#### GIVEN TASK:
Quote all of the data below exactly, please.

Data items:
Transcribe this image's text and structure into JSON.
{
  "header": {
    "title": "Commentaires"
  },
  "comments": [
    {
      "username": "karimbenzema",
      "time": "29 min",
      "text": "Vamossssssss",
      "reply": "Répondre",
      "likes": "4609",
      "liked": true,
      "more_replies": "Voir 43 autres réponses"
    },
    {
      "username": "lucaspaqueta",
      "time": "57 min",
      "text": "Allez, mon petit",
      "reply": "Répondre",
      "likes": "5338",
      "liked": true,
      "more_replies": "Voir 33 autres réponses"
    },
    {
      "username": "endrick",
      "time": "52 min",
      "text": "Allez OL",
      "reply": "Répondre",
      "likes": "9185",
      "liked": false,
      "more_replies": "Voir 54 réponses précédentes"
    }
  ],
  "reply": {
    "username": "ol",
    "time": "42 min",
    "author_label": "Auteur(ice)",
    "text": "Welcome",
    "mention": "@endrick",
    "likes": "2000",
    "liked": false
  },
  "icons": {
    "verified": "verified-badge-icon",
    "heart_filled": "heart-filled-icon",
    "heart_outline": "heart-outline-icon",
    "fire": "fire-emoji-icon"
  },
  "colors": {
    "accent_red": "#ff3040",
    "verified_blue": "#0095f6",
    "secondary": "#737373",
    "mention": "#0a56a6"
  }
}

#### RESPONSE TO THE EXERCISE:
Transcribe this image's text and structure into JSON.
{
  "header": {
    "title": "Commentaires"
  },
  "comments": [
    {
      "username": "karimbenzema",
      "time": "29 min",
      "text": "Vamossssssss",
      "reply": "Répondre",
      "likes": "4609",
      "liked": true,
      "more_replies": "Voir 43 autres réponses"
    },
    {
      "username": "lucaspaqueta",
      "time": "57 min",
      "text": "Allez, mon petit",
      "reply": "Répondre",
      "likes": "5338",
      "liked": true,
      "more_replies": "Voir 33 autres réponses"
    },
    {
      "username": "endrick",
      "time": "52 min",
      "text": "Allez OL",
      "reply": "Répondre",
      "likes": "9185",
      "liked": false,
      "more_replies": "Voir 54 réponses précédentes"
    }
  ],
  "reply": {
    "username": "ol",
    "time": "42 min",
    "author_label": "Auteur(ice)",
    "text": "Welcome",
    "mention": "@endrick",
    "likes": "2000",
    "liked": false
  },
  "icons": {
    "verified": "verified-badge-icon",
    "heart_filled": "heart-filled-icon",
    "heart_outline": "heart-outline-icon",
    "fire": "fire-emoji-icon"
  },
  "colors": {
    "accent_red": "#ff3040",
    "verified_blue": "#0095f6",
    "secondary": "#737373",
    "mention": "#0a56a6"
  }
}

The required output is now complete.